----- Entries shown

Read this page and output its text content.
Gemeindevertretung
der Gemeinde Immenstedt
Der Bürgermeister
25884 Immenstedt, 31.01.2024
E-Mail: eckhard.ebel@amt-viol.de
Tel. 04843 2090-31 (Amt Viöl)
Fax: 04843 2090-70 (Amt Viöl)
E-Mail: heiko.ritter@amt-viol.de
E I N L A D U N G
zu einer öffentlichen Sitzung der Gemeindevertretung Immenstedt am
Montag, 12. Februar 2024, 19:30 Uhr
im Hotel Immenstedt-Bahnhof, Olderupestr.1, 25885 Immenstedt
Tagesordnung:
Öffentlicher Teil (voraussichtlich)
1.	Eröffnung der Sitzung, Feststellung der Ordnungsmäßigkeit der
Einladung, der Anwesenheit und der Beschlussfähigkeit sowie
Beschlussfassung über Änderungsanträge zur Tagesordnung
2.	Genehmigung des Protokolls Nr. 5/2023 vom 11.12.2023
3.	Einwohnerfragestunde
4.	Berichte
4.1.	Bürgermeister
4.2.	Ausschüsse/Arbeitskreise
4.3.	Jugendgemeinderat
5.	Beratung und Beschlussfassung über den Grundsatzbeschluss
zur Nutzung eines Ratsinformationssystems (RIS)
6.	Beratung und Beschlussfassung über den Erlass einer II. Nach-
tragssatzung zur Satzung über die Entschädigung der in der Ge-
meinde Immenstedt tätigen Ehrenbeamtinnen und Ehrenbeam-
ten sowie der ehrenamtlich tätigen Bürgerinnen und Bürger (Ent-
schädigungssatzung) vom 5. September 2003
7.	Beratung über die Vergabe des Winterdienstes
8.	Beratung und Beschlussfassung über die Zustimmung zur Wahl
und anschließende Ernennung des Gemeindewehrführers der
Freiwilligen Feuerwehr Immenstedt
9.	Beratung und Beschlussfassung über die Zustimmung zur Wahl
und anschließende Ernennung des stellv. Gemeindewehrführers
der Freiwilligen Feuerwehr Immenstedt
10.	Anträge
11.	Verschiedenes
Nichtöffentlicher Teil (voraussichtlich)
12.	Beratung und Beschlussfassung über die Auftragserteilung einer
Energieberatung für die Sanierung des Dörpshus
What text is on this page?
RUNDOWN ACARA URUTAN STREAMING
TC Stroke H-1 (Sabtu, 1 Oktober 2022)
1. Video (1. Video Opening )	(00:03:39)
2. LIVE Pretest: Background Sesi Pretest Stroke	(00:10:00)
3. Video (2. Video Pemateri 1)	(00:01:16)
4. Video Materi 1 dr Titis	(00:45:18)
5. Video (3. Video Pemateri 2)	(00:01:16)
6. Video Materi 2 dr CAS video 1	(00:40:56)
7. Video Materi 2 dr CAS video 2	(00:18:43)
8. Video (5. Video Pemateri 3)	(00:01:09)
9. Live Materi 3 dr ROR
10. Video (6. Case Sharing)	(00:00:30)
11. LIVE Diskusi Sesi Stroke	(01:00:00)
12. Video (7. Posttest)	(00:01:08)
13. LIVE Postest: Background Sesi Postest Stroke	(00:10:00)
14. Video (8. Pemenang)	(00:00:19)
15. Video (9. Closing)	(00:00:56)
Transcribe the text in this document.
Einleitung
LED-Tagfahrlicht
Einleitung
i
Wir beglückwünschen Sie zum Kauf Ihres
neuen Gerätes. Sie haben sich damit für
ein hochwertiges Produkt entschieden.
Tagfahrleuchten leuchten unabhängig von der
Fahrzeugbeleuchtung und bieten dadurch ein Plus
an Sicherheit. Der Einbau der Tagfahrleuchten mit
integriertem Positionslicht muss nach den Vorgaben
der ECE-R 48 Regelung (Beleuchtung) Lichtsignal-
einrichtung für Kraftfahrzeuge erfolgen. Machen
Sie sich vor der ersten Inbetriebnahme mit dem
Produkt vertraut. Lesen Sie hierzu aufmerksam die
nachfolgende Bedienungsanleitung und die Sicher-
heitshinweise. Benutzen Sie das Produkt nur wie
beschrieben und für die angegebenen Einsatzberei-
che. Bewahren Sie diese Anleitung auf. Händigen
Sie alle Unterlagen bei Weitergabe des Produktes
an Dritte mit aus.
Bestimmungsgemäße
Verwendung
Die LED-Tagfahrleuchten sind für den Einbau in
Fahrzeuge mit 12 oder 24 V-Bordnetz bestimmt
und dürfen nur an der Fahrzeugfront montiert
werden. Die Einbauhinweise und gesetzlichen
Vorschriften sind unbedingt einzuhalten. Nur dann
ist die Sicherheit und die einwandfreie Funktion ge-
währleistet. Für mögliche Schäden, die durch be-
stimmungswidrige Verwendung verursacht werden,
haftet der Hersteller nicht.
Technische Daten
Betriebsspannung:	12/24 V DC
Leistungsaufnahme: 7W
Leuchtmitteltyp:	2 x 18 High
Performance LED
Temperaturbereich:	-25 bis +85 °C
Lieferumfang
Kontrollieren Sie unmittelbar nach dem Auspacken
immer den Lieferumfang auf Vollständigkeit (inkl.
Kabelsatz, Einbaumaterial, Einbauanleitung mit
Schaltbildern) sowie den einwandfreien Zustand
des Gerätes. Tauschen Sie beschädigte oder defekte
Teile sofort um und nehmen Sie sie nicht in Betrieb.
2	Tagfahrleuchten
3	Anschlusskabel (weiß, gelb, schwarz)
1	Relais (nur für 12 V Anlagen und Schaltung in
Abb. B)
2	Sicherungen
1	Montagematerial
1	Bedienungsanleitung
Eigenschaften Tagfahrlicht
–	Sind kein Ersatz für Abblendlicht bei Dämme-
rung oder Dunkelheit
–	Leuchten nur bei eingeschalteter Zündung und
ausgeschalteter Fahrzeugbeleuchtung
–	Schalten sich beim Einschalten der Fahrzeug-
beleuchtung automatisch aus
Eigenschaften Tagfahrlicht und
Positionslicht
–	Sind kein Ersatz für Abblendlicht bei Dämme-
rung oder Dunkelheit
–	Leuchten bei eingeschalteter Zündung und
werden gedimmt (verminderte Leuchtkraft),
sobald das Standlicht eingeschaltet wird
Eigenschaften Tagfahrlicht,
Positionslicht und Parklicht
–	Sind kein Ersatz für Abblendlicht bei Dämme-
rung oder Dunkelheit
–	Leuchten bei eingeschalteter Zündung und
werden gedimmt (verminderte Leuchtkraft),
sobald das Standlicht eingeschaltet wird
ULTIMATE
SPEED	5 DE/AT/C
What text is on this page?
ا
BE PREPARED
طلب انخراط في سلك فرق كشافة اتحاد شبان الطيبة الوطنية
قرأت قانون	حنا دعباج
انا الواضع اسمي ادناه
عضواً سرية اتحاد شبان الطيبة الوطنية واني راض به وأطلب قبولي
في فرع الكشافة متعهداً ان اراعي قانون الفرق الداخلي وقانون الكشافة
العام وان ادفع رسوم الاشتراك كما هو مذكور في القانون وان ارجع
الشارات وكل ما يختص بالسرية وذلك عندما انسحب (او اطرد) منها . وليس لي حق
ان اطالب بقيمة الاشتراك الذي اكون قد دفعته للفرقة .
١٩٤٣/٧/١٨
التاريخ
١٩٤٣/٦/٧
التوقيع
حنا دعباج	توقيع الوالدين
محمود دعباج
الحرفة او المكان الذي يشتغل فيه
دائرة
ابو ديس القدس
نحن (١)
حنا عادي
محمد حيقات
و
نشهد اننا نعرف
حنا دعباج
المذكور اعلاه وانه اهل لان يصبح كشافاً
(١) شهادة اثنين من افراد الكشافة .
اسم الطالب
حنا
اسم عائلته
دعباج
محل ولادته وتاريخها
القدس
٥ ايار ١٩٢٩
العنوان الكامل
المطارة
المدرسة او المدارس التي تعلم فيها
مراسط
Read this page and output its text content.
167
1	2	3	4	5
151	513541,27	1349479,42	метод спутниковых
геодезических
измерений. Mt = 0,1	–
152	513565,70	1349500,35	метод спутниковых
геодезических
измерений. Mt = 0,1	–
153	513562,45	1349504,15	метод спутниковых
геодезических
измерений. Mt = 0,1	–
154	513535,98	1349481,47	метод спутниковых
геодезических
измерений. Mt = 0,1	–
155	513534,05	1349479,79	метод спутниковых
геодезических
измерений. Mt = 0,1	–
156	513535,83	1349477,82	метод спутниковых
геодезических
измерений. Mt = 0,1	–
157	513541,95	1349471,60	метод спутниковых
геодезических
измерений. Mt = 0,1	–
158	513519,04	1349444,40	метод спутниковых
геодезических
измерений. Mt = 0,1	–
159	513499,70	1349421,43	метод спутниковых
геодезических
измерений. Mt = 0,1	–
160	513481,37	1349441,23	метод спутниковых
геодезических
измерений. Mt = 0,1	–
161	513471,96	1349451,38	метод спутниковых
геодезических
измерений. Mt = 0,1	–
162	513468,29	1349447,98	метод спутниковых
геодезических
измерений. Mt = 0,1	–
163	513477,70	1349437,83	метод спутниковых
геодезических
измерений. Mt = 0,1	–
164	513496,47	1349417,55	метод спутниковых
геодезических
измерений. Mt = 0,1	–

----------

*Aim*
Look through the records above and report how many lines hold the word "Viöl", giving only the number.

*Result for this task*
2